» Your task
Pull each line holding the word "comments" from the data.

» Material provided
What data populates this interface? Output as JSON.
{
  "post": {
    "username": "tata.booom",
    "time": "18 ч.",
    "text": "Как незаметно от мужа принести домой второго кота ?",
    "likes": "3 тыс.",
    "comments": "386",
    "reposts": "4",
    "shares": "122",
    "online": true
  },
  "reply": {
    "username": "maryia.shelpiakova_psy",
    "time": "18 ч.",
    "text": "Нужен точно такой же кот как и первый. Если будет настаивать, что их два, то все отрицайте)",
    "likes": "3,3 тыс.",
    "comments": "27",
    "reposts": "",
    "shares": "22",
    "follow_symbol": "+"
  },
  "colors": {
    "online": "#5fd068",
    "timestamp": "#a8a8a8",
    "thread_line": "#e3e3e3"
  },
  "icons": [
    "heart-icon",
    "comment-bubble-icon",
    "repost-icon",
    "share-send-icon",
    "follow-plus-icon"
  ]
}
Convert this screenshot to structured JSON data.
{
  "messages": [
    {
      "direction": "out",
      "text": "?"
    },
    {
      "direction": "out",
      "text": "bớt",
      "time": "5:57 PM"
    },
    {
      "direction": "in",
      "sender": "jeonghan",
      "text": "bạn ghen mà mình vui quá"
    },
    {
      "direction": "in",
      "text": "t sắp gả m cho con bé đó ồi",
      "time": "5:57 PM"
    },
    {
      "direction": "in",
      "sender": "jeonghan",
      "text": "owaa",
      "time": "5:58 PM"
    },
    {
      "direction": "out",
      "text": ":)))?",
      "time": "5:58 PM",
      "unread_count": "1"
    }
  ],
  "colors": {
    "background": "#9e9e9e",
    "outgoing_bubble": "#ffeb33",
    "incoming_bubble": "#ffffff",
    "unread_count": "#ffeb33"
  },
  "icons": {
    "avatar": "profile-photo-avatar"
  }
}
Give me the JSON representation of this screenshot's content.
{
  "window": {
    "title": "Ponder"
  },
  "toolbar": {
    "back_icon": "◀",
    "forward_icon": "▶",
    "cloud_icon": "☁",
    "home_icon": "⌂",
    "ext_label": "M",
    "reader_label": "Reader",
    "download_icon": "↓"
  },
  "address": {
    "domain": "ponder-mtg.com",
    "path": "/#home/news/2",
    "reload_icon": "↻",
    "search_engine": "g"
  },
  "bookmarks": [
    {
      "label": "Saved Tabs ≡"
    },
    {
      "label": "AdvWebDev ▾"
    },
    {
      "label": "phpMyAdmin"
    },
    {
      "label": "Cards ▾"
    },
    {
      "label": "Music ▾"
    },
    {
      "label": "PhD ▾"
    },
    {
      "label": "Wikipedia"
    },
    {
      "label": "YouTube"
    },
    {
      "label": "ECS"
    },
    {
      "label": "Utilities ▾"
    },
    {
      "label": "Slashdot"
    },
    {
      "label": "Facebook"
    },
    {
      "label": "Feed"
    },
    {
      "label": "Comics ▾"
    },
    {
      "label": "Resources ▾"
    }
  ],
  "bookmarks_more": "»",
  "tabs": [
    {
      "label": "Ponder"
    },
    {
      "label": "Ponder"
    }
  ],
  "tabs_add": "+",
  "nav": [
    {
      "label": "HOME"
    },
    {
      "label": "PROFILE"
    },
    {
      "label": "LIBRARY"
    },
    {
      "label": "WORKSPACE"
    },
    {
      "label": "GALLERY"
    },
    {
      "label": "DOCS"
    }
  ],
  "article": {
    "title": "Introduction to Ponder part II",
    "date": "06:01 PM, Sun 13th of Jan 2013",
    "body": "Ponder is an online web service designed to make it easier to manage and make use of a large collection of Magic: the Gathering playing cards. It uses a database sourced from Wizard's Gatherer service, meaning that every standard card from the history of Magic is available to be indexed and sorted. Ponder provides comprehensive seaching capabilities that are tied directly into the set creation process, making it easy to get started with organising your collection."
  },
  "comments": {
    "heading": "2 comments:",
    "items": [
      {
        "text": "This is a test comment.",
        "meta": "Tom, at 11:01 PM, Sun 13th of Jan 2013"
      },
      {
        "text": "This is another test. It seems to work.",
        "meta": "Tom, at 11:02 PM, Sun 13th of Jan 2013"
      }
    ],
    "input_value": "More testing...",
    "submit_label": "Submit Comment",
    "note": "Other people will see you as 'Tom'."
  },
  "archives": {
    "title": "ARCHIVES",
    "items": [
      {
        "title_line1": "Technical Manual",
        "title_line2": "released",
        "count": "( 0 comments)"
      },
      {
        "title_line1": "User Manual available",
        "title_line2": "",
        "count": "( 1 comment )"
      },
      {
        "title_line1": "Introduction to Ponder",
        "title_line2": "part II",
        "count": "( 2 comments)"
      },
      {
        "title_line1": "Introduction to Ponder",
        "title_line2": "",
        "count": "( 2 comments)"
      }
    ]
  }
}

» Exercise result
    "comments": "386",
    "comments": "27",
  "comments": {
    "heading": "2 comments:",
        "count": "( 0 comments)"
        "count": "( 2 comments)"
        "count": "( 2 comments)"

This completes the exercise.